» **Task instructions**
Copy the records word for word, from their first line up to and including the line with "wave-label-text: ii bbox=[295, 350, 301, 361]".

#### Given entries ####

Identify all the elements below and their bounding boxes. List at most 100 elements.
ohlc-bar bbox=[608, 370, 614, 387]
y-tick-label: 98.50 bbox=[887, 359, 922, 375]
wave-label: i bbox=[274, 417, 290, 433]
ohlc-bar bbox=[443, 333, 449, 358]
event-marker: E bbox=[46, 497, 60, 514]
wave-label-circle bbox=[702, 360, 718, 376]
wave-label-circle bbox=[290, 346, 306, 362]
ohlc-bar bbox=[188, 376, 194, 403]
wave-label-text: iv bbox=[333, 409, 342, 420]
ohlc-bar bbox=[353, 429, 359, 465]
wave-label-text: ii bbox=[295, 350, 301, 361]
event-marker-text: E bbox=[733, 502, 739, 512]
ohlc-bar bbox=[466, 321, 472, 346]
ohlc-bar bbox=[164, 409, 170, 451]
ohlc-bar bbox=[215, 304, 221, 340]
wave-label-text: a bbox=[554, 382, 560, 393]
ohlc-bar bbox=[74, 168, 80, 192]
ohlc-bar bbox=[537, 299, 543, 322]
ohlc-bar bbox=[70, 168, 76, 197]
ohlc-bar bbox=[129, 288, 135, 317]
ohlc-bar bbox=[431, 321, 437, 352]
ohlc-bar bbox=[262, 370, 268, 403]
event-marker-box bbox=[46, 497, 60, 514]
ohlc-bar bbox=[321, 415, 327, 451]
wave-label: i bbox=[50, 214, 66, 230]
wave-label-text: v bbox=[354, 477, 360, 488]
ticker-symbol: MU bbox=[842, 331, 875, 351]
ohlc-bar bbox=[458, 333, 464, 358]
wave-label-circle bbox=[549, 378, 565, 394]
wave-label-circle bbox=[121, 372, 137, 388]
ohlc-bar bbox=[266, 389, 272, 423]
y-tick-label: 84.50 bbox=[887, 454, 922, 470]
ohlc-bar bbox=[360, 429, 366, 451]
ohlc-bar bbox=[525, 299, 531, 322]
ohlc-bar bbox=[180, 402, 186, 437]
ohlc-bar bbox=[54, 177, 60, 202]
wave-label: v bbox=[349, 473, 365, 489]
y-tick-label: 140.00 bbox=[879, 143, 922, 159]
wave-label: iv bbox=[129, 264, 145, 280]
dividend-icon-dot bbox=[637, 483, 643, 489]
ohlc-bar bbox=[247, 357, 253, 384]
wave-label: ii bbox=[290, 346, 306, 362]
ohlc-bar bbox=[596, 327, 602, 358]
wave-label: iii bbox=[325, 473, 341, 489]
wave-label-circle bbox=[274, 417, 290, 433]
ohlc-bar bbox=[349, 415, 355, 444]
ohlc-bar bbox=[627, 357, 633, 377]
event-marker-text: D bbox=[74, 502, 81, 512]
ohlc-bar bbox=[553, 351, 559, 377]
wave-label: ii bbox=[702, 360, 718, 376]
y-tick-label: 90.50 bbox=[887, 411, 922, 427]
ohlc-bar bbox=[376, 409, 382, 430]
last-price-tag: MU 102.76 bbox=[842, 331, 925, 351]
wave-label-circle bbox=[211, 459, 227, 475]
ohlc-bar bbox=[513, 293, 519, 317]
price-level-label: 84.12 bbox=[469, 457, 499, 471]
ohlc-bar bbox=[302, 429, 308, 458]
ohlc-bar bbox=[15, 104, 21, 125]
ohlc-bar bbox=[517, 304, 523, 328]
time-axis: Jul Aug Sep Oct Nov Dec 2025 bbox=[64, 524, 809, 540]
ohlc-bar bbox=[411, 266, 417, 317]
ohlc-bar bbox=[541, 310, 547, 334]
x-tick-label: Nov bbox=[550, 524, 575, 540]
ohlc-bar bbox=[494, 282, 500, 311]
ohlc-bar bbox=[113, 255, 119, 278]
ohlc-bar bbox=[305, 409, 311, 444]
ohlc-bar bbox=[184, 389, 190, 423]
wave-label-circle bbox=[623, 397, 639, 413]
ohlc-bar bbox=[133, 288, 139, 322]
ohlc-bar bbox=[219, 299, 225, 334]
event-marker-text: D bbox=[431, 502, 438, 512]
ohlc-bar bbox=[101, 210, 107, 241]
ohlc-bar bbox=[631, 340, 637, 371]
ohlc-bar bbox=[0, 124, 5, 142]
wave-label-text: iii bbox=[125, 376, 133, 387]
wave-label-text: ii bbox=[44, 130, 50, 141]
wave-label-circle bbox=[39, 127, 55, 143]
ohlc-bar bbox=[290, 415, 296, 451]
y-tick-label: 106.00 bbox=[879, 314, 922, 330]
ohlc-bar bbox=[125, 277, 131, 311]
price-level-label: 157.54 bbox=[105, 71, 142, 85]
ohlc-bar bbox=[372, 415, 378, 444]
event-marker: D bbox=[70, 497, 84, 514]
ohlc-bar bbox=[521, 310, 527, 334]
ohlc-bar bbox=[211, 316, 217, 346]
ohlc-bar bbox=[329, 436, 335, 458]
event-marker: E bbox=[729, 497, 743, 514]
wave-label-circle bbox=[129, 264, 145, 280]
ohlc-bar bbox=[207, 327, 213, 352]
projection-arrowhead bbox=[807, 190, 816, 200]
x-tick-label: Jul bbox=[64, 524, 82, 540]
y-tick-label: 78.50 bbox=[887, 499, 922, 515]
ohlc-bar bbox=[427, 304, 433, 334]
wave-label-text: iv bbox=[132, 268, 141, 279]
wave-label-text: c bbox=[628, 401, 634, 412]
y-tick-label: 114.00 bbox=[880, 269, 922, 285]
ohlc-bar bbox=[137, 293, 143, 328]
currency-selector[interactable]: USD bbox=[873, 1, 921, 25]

####

» **Expected answer**
Identify all the elements below and their bounding boxes. List at most 100 elements.
ohlc-bar bbox=[608, 370, 614, 387]
y-tick-label: 98.50 bbox=[887, 359, 922, 375]
wave-label: i bbox=[274, 417, 290, 433]
ohlc-bar bbox=[443, 333, 449, 358]
event-marker: E bbox=[46, 497, 60, 514]
wave-label-circle bbox=[702, 360, 718, 376]
wave-label-circle bbox=[290, 346, 306, 362]
ohlc-bar bbox=[188, 376, 194, 403]
wave-label-text: iv bbox=[333, 409, 342, 420]
ohlc-bar bbox=[353, 429, 359, 465]
wave-label-text: ii bbox=[295, 350, 301, 361]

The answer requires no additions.